----- Extrait à lire

De toutes les couleurs

22 février, 2017

Marie-Claire

Est un fin cordon-bleu.

Elle sait aussi soigner son laurier-rose.

Elle travaille à La Croix-Rouge.

Son mari est Peau-Rouge.

Il chasse le col-vert,

Avec ses gris-gris,

Et ses armes en fer blanc.

 

Un éloge

21 février, 2017

« Je suis en train d’écrire mon éloge. »

« Vous avez raison. Si vous ne le faites pas, je ne vois pas bien qui va s’en charger. Vous avez fait des choses exceptionnelles ? »

« Non, pas vraiment. J’ai eu une vie très banale. »

« Alors là, ça va être compliqué pour en tirer un discours. »

« Je pourrais insister sur ma modestie légendaire. J’ai tout fait pour ne pas sortir de l’anonymat. »

« Ce sera donc un éloge de la médiocrité, mais enfin… pourquoi pas. Si tout le monde sortait de l’anonymat, il n’y aurait que des vedettes sur terre, et nous serions tous des anonymes parmi les vedettes. »

« Ma façon de rester dans la foule des anonymes est exemplaire. Certains prétentieux croient en sortir en faisant des efforts. Moi, j’étais tellement sûr de ne pas en sortir que je n’ai fait aucun effort. »

« C’est d’une grande sagesse. Encore un bon point à mettre à votre actif. »

« Je me suis contenter de naitre, d’aller à l’école, de bosser et d’arrêter de bosser. Sans me plaindre de ma condition. »

« Voilà qui est méritoire. Quand on pense au nombre de personnes qui descendent dans la rue pour un oui ou un non, le gouvernement a bien besoin de gens de votre docilité. »

« Vous êtes sûr que je peux mettre ça dans mon éloge. »

« Ce sera original. Vous serez celui qui ne s’est jamais rebellé. Il faut beaucoup d’abnégation pour tout accepter de la vie. »

« Je pourrais mettre aussi en avant mon caractère affable. Malgré mon manque total de réussite professionnelle et personnelle, je n’en veux pas à la Terre entière. Aucune trace d’amertume dans mon comportement. »

« Effectivement, je suis très impressionné. Vous ne rejetez pas la faute de vos insuffisances sur vos profs, vos parents, votre patron… Vous êtes sûr d’être normal ? »

« Oui, je prends la responsabilité de toute mes erreurs. »

« Autant de lucidité, c’est admirable, mais il faudrait aussi penser à vous trouver une qualité. Dans un éloge, ça se fait. Vous ne pouvez pas vous contenter de dire que vous avez été parfaitement lucide sur votre lamentable sort. »

« Alors là, ça va être compliqué. »

----------
----- Extrait de données

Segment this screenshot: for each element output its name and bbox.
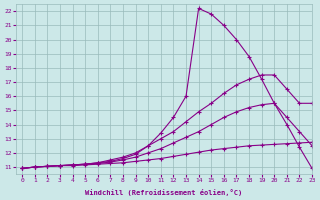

----------

À faire: Recopiez à l'identique, dans l'extrait à lire, tout le passage qui va de « Est un fin cordon-bleu. » jusqu'à « en fer blanc. ».

Exercice réalisé:
Est un fin cordon-bleu.

Elle sait aussi soigner son laurier-rose.

Elle travaille à La Croix-Rouge.

Son mari est Peau-Rouge.

Il chasse le col-vert,

Avec ses gris-gris,

Et ses armes en fer blanc.